Spatial layout data
>> start
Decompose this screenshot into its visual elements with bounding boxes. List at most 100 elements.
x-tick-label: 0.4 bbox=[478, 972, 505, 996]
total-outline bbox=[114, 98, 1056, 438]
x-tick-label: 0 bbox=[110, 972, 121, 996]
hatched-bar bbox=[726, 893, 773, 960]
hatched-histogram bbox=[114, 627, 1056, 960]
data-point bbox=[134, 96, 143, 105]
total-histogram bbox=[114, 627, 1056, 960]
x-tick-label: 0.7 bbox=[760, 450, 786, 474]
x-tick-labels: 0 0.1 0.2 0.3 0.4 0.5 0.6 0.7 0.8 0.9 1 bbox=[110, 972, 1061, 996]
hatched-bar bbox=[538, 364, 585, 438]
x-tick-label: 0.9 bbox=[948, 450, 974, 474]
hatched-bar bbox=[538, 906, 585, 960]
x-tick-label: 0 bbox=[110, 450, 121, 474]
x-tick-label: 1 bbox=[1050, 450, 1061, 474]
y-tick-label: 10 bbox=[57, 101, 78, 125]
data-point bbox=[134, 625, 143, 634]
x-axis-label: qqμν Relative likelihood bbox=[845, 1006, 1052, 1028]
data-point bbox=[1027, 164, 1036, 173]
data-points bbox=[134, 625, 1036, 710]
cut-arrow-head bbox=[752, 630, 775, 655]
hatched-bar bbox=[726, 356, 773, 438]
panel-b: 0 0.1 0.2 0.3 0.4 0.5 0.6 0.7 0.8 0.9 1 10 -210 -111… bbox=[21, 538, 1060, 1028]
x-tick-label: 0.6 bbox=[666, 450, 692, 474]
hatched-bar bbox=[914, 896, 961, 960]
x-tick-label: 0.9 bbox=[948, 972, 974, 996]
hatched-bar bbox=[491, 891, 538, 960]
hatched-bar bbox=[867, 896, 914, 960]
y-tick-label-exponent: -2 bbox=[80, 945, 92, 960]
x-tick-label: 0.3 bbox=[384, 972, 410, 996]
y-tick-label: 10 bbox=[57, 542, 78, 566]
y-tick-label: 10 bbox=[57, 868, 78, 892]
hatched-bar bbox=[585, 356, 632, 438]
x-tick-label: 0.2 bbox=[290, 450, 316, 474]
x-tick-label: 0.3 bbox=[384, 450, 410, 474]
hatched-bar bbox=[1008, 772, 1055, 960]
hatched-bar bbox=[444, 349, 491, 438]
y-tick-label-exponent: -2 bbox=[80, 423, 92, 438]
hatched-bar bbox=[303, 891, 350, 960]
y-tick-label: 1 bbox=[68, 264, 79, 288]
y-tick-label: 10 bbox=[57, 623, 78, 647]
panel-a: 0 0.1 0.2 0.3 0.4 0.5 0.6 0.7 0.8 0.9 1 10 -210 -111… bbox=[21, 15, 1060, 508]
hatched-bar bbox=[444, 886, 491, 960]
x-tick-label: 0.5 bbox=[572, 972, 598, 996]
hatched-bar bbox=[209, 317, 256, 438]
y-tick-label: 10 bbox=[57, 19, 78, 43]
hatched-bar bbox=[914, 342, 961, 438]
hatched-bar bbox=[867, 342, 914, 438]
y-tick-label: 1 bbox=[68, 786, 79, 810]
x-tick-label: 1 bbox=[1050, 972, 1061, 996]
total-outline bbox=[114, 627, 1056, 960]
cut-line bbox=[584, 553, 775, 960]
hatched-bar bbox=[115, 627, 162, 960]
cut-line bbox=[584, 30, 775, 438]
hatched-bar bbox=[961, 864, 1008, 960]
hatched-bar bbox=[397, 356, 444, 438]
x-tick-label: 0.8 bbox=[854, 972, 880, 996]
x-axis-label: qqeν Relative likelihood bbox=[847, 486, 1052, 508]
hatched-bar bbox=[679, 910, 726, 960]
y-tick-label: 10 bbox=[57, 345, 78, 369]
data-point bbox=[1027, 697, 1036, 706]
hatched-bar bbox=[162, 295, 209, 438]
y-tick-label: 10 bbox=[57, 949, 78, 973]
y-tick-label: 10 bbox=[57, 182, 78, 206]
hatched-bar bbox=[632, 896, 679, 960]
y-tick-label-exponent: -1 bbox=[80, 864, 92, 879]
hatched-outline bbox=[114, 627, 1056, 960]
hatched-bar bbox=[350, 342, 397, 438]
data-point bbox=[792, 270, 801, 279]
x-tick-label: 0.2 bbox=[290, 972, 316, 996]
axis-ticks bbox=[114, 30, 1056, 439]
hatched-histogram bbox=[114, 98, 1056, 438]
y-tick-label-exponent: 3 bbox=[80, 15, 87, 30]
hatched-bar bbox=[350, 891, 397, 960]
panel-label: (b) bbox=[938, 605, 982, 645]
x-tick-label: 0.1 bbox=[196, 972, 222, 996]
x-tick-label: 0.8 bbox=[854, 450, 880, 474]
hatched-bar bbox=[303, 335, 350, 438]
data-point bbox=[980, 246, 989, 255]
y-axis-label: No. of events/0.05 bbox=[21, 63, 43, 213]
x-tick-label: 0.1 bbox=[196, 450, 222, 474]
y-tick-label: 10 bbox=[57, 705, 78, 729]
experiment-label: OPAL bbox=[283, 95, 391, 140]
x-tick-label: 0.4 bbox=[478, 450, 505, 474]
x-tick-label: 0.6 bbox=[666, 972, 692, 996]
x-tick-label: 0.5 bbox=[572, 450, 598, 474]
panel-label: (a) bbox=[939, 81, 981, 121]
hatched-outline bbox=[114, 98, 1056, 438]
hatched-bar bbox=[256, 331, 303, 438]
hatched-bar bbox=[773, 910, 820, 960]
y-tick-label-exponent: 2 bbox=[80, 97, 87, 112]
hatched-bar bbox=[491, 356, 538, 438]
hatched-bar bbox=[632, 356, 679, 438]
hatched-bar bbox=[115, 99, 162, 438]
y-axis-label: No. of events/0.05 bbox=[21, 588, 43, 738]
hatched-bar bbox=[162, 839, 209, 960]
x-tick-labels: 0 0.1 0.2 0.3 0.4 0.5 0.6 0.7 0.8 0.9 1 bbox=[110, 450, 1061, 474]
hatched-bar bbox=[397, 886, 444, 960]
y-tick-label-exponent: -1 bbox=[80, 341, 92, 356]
>> end
EXERCISE OBJECTIVE: Please return every item of the spatial layout data above, line for line and unchanged.

FINAL ANSWER:
Decompose this screenshot into its visual elements with bounding boxes. List at most 100 elements.
x-tick-label: 0.4 bbox=[478, 972, 505, 996]
total-outline bbox=[114, 98, 1056, 438]
x-tick-label: 0 bbox=[110, 972, 121, 996]
hatched-bar bbox=[726, 893, 773, 960]
hatched-histogram bbox=[114, 627, 1056, 960]
data-point bbox=[134, 96, 143, 105]
total-histogram bbox=[114, 627, 1056, 960]
x-tick-label: 0.7 bbox=[760, 450, 786, 474]
x-tick-labels: 0 0.1 0.2 0.3 0.4 0.5 0.6 0.7 0.8 0.9 1 bbox=[110, 972, 1061, 996]
hatched-bar bbox=[538, 364, 585, 438]
x-tick-label: 0.9 bbox=[948, 450, 974, 474]
hatched-bar bbox=[538, 906, 585, 960]
x-tick-label: 0 bbox=[110, 450, 121, 474]
x-tick-label: 1 bbox=[1050, 450, 1061, 474]
y-tick-label: 10 bbox=[57, 101, 78, 125]
data-point bbox=[134, 625, 143, 634]
x-axis-label: qqμν Relative likelihood bbox=[845, 1006, 1052, 1028]
data-point bbox=[1027, 164, 1036, 173]
data-points bbox=[134, 625, 1036, 710]
cut-arrow-head bbox=[752, 630, 775, 655]
hatched-bar bbox=[726, 356, 773, 438]
panel-b: 0 0.1 0.2 0.3 0.4 0.5 0.6 0.7 0.8 0.9 1 10 -210 -111… bbox=[21, 538, 1060, 1028]
x-tick-label: 0.6 bbox=[666, 450, 692, 474]
hatched-bar bbox=[914, 896, 961, 960]
x-tick-label: 0.9 bbox=[948, 972, 974, 996]
hatched-bar bbox=[491, 891, 538, 960]
hatched-bar bbox=[867, 896, 914, 960]
y-tick-label-exponent: -2 bbox=[80, 945, 92, 960]
x-tick-label: 0.3 bbox=[384, 972, 410, 996]
y-tick-label: 10 bbox=[57, 542, 78, 566]
y-tick-label: 10 bbox=[57, 868, 78, 892]
hatched-bar bbox=[585, 356, 632, 438]
x-tick-label: 0.2 bbox=[290, 450, 316, 474]
x-tick-label: 0.3 bbox=[384, 450, 410, 474]
hatched-bar bbox=[1008, 772, 1055, 960]
hatched-bar bbox=[444, 349, 491, 438]
y-tick-label-exponent: -2 bbox=[80, 423, 92, 438]
hatched-bar bbox=[303, 891, 350, 960]
y-tick-label: 1 bbox=[68, 264, 79, 288]
y-tick-label: 10 bbox=[57, 623, 78, 647]
panel-a: 0 0.1 0.2 0.3 0.4 0.5 0.6 0.7 0.8 0.9 1 10 -210 -111… bbox=[21, 15, 1060, 508]
hatched-bar bbox=[444, 886, 491, 960]
x-tick-label: 0.5 bbox=[572, 972, 598, 996]
hatched-bar bbox=[209, 317, 256, 438]
y-tick-label: 10 bbox=[57, 19, 78, 43]
hatched-bar bbox=[914, 342, 961, 438]
hatched-bar bbox=[867, 342, 914, 438]
y-tick-label: 1 bbox=[68, 786, 79, 810]
x-tick-label: 1 bbox=[1050, 972, 1061, 996]
total-outline bbox=[114, 627, 1056, 960]
cut-line bbox=[584, 553, 775, 960]
hatched-bar bbox=[115, 627, 162, 960]
cut-line bbox=[584, 30, 775, 438]
hatched-bar bbox=[961, 864, 1008, 960]
hatched-bar bbox=[397, 356, 444, 438]
x-tick-label: 0.8 bbox=[854, 972, 880, 996]
x-axis-label: qqeν Relative likelihood bbox=[847, 486, 1052, 508]
hatched-bar bbox=[679, 910, 726, 960]
y-tick-label: 10 bbox=[57, 345, 78, 369]
data-point bbox=[1027, 697, 1036, 706]
hatched-bar bbox=[162, 295, 209, 438]
y-tick-label: 10 bbox=[57, 949, 78, 973]
y-tick-label: 10 bbox=[57, 182, 78, 206]
hatched-bar bbox=[632, 896, 679, 960]
y-tick-label-exponent: -1 bbox=[80, 864, 92, 879]
hatched-outline bbox=[114, 627, 1056, 960]
hatched-bar bbox=[350, 342, 397, 438]
data-point bbox=[792, 270, 801, 279]
x-tick-label: 0.2 bbox=[290, 972, 316, 996]
axis-ticks bbox=[114, 30, 1056, 439]
hatched-histogram bbox=[114, 98, 1056, 438]
y-tick-label-exponent: 3 bbox=[80, 15, 87, 30]
hatched-bar bbox=[350, 891, 397, 960]
panel-label: (b) bbox=[938, 605, 982, 645]
x-tick-label: 0.1 bbox=[196, 972, 222, 996]
x-tick-label: 0.8 bbox=[854, 450, 880, 474]
hatched-bar bbox=[303, 335, 350, 438]
data-point bbox=[980, 246, 989, 255]
y-axis-label: No. of events/0.05 bbox=[21, 63, 43, 213]
x-tick-label: 0.1 bbox=[196, 450, 222, 474]
y-tick-label: 10 bbox=[57, 705, 78, 729]
experiment-label: OPAL bbox=[283, 95, 391, 140]
x-tick-label: 0.4 bbox=[478, 450, 505, 474]
x-tick-label: 0.6 bbox=[666, 972, 692, 996]
x-tick-label: 0.5 bbox=[572, 450, 598, 474]
panel-label: (a) bbox=[939, 81, 981, 121]
hatched-outline bbox=[114, 98, 1056, 438]
hatched-bar bbox=[256, 331, 303, 438]
hatched-bar bbox=[773, 910, 820, 960]
y-tick-label-exponent: 2 bbox=[80, 97, 87, 112]
hatched-bar bbox=[491, 356, 538, 438]
hatched-bar bbox=[632, 356, 679, 438]
hatched-bar bbox=[115, 99, 162, 438]
y-axis-label: No. of events/0.05 bbox=[21, 588, 43, 738]
hatched-bar bbox=[162, 839, 209, 960]
x-tick-labels: 0 0.1 0.2 0.3 0.4 0.5 0.6 0.7 0.8 0.9 1 bbox=[110, 450, 1061, 474]
hatched-bar bbox=[397, 886, 444, 960]
y-tick-label-exponent: -1 bbox=[80, 341, 92, 356]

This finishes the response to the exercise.